Exact reproduction of the data is required, with images excluded.

■ **STORED ROWS**
+ + + + + + +

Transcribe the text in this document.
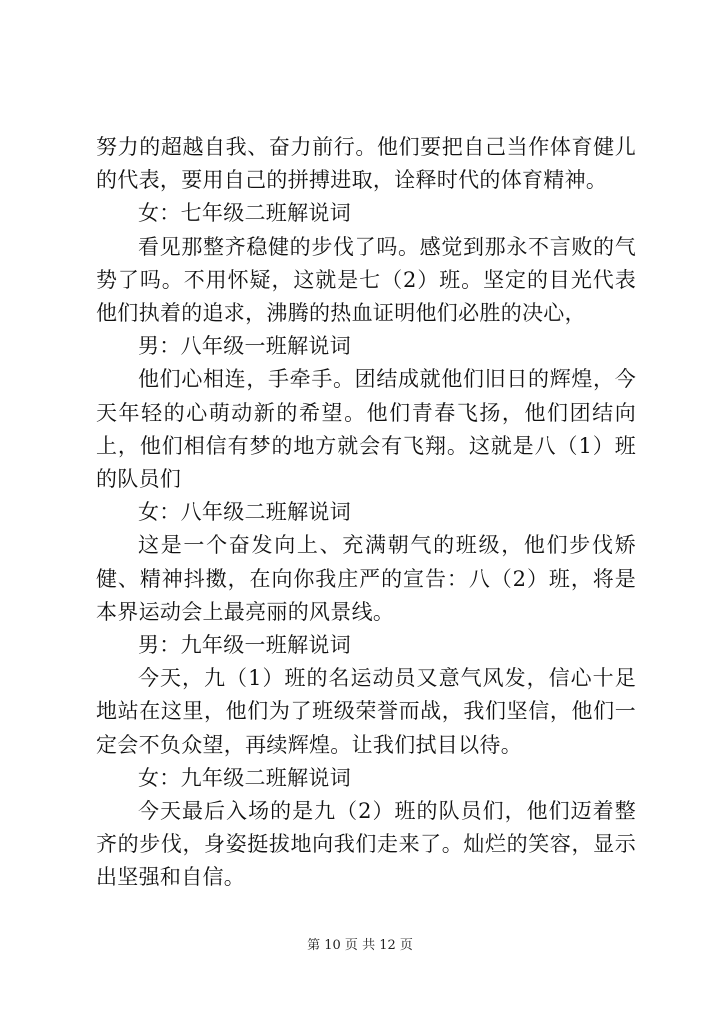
努力的超越自我、奋力前行。他们要把自己当作体育健儿的代表，要用自己的拼搏进取，诠释时代的体育精神。

女：七年级二班解说词

看见那整齐稳健的步伐了吗。感觉到那永不言败的气势了吗。不用怀疑，这就是七（2）班。坚定的目光代表他们执着的追求，沸腾的热血证明他们必胜的决心，

男：八年级一班解说词

他们心相连，手牵手。团结成就他们旧日的辉煌，今天年轻的心萌动新的希望。他们青春飞扬，他们团结向上，他们相信有梦的地方就会有飞翔。这就是八（1）班的队员们

女：八年级二班解说词

这是一个奋发向上、充满朝气的班级，他们步伐矫健、精神抖擞，在向你我庄严的宣告：八（2）班，将是本界运动会上最亮丽的风景线。

男：九年级一班解说词

今天，九（1）班的名运动员又意气风发，信心十足地站在这里，他们为了班级荣誉而战，我们坚信，他们一定会不负众望，再续辉煌。让我们拭目以待。

女：九年级二班解说词

今天最后入场的是九（2）班的队员们，他们迈着整齐的步伐，身姿挺拔地向我们走来了。灿烂的笑容，显示出坚强和自信。

第 10 页 共 12 页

+ + + + + + +

■ **RIGHT ANSWER**
Transcribe the text in this document.
努力的超越自我、奋力前行。他们要把自己当作体育健儿的代表，要用自己的拼搏进取，诠释时代的体育精神。

女：七年级二班解说词

看见那整齐稳健的步伐了吗。感觉到那永不言败的气势了吗。不用怀疑，这就是七（2）班。坚定的目光代表他们执着的追求，沸腾的热血证明他们必胜的决心，

男：八年级一班解说词

他们心相连，手牵手。团结成就他们旧日的辉煌，今天年轻的心萌动新的希望。他们青春飞扬，他们团结向上，他们相信有梦的地方就会有飞翔。这就是八（1）班的队员们

女：八年级二班解说词

这是一个奋发向上、充满朝气的班级，他们步伐矫健、精神抖擞，在向你我庄严的宣告：八（2）班，将是本界运动会上最亮丽的风景线。

男：九年级一班解说词

今天，九（1）班的名运动员又意气风发，信心十足地站在这里，他们为了班级荣誉而战，我们坚信，他们一定会不负众望，再续辉煌。让我们拭目以待。

女：九年级二班解说词

今天最后入场的是九（2）班的队员们，他们迈着整齐的步伐，身姿挺拔地向我们走来了。灿烂的笑容，显示出坚强和自信。

第 10 页 共 12 页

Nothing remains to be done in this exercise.